### TASK REQUIREMENTS:
Would you copy out the whole listing exactly as given?
***** ITEMS *****
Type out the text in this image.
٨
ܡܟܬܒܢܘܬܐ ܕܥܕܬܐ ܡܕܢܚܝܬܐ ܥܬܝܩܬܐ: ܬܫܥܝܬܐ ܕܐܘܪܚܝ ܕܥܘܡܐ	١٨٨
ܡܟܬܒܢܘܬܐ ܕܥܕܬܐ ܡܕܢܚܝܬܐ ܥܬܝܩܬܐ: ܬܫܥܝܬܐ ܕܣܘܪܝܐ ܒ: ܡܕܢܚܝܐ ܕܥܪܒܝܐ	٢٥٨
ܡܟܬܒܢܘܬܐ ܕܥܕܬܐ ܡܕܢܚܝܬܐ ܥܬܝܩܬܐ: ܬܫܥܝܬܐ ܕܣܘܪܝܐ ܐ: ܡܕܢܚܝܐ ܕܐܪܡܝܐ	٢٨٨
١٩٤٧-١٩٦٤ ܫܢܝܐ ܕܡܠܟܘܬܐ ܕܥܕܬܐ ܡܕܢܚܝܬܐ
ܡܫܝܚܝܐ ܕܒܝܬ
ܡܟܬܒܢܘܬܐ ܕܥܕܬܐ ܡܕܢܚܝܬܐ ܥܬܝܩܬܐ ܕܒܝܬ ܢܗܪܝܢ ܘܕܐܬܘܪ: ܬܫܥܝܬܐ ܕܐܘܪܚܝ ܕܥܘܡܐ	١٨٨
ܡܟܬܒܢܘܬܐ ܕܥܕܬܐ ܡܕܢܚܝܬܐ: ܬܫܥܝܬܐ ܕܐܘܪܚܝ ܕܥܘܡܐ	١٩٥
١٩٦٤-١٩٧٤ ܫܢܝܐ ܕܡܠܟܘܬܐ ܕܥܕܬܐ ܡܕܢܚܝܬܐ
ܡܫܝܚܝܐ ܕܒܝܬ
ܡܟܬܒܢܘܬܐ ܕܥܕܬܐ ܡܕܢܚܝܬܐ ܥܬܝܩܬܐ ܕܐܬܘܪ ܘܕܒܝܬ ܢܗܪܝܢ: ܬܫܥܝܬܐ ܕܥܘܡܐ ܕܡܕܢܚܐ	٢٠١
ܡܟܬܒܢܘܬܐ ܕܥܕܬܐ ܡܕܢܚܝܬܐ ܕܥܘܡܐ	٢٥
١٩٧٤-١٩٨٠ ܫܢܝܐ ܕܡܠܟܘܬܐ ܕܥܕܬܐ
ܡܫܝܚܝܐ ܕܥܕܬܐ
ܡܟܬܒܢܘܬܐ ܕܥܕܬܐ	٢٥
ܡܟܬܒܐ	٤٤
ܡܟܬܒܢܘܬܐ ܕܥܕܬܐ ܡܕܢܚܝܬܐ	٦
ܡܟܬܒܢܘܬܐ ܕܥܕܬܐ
*****
### SOLUTION:
Type out the text in this image.
٨
ܡܟܬܒܢܘܬܐ ܕܥܕܬܐ ܡܕܢܚܝܬܐ ܥܬܝܩܬܐ: ܬܫܥܝܬܐ ܕܐܘܪܚܝ ܕܥܘܡܐ	١٨٨
ܡܟܬܒܢܘܬܐ ܕܥܕܬܐ ܡܕܢܚܝܬܐ ܥܬܝܩܬܐ: ܬܫܥܝܬܐ ܕܣܘܪܝܐ ܒ: ܡܕܢܚܝܐ ܕܥܪܒܝܐ	٢٥٨
ܡܟܬܒܢܘܬܐ ܕܥܕܬܐ ܡܕܢܚܝܬܐ ܥܬܝܩܬܐ: ܬܫܥܝܬܐ ܕܣܘܪܝܐ ܐ: ܡܕܢܚܝܐ ܕܐܪܡܝܐ	٢٨٨
١٩٤٧-١٩٦٤ ܫܢܝܐ ܕܡܠܟܘܬܐ ܕܥܕܬܐ ܡܕܢܚܝܬܐ
ܡܫܝܚܝܐ ܕܒܝܬ
ܡܟܬܒܢܘܬܐ ܕܥܕܬܐ ܡܕܢܚܝܬܐ ܥܬܝܩܬܐ ܕܒܝܬ ܢܗܪܝܢ ܘܕܐܬܘܪ: ܬܫܥܝܬܐ ܕܐܘܪܚܝ ܕܥܘܡܐ	١٨٨
ܡܟܬܒܢܘܬܐ ܕܥܕܬܐ ܡܕܢܚܝܬܐ: ܬܫܥܝܬܐ ܕܐܘܪܚܝ ܕܥܘܡܐ	١٩٥
١٩٦٤-١٩٧٤ ܫܢܝܐ ܕܡܠܟܘܬܐ ܕܥܕܬܐ ܡܕܢܚܝܬܐ
ܡܫܝܚܝܐ ܕܒܝܬ
ܡܟܬܒܢܘܬܐ ܕܥܕܬܐ ܡܕܢܚܝܬܐ ܥܬܝܩܬܐ ܕܐܬܘܪ ܘܕܒܝܬ ܢܗܪܝܢ: ܬܫܥܝܬܐ ܕܥܘܡܐ ܕܡܕܢܚܐ	٢٠١
ܡܟܬܒܢܘܬܐ ܕܥܕܬܐ ܡܕܢܚܝܬܐ ܕܥܘܡܐ	٢٥
١٩٧٤-١٩٨٠ ܫܢܝܐ ܕܡܠܟܘܬܐ ܕܥܕܬܐ
ܡܫܝܚܝܐ ܕܥܕܬܐ
ܡܟܬܒܢܘܬܐ ܕܥܕܬܐ	٢٥
ܡܟܬܒܐ	٤٤
ܡܟܬܒܢܘܬܐ ܕܥܕܬܐ ܡܕܢܚܝܬܐ	٦
ܡܟܬܒܢܘܬܐ ܕܥܕܬܐ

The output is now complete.